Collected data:
-- Start --
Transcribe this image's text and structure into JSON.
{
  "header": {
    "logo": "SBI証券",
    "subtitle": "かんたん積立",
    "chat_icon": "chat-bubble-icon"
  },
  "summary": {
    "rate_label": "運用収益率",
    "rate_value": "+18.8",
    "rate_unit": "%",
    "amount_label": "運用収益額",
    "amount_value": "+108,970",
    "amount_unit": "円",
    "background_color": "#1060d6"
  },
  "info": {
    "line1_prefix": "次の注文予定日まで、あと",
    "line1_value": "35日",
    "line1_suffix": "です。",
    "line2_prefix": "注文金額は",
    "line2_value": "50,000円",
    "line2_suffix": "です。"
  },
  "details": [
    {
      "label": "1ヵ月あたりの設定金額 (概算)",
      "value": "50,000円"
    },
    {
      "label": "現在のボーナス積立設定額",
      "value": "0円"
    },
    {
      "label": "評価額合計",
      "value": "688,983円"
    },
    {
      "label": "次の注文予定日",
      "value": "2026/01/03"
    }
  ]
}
-- End --
Task prompt:
Emit the full listing verbatim.

Response to this exercise:
Transcribe this image's text and structure into JSON.
{
  "header": {
    "logo": "SBI証券",
    "subtitle": "かんたん積立",
    "chat_icon": "chat-bubble-icon"
  },
  "summary": {
    "rate_label": "運用収益率",
    "rate_value": "+18.8",
    "rate_unit": "%",
    "amount_label": "運用収益額",
    "amount_value": "+108,970",
    "amount_unit": "円",
    "background_color": "#1060d6"
  },
  "info": {
    "line1_prefix": "次の注文予定日まで、あと",
    "line1_value": "35日",
    "line1_suffix": "です。",
    "line2_prefix": "注文金額は",
    "line2_value": "50,000円",
    "line2_suffix": "です。"
  },
  "details": [
    {
      "label": "1ヵ月あたりの設定金額 (概算)",
      "value": "50,000円"
    },
    {
      "label": "現在のボーナス積立設定額",
      "value": "0円"
    },
    {
      "label": "評価額合計",
      "value": "688,983円"
    },
    {
      "label": "次の注文予定日",
      "value": "2026/01/03"
    }
  ]
}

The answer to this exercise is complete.